GOAL. Give only the count of lines containing "median".

Records:
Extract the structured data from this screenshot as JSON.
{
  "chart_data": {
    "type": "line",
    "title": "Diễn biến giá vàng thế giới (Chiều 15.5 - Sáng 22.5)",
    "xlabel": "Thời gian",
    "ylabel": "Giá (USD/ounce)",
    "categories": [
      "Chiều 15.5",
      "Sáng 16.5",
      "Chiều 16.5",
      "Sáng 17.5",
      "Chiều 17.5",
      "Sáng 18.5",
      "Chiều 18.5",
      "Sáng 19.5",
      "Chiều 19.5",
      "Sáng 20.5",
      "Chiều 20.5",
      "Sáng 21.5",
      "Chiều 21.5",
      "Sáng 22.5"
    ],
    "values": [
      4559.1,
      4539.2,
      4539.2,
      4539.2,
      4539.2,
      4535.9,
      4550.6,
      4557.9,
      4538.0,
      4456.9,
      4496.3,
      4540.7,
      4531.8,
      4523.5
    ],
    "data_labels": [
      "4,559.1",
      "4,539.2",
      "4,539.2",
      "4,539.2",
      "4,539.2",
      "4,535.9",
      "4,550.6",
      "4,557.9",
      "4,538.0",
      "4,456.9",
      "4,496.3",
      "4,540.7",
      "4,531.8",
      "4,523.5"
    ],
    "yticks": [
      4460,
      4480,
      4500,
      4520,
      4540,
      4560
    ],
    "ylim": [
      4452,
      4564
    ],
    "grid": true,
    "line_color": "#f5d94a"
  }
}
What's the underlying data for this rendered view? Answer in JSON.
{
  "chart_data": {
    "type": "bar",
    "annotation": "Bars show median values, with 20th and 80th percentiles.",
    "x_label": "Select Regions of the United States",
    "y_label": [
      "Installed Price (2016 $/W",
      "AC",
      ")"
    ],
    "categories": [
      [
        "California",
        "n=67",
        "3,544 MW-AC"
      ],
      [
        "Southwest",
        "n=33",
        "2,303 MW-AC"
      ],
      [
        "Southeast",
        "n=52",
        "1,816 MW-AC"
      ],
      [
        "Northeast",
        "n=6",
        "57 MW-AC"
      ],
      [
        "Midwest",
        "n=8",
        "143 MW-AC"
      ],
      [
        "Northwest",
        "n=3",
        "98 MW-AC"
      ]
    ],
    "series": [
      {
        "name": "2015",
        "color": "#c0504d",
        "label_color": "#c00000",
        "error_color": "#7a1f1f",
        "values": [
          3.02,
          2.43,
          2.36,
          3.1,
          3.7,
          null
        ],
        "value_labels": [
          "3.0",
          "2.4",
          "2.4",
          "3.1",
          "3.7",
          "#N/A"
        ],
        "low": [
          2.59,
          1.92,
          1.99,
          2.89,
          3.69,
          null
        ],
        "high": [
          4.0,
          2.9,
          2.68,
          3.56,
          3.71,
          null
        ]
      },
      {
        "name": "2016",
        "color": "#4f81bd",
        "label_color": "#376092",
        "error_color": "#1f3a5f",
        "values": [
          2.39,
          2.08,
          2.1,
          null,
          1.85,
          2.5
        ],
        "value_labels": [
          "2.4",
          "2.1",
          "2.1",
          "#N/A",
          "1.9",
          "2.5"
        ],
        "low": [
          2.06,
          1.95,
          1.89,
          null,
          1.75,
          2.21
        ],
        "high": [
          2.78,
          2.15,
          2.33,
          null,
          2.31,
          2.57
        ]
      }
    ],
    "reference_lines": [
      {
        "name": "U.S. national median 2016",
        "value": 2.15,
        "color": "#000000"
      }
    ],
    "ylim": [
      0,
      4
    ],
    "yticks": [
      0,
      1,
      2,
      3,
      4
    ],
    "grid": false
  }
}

ANSWER BELOW. 2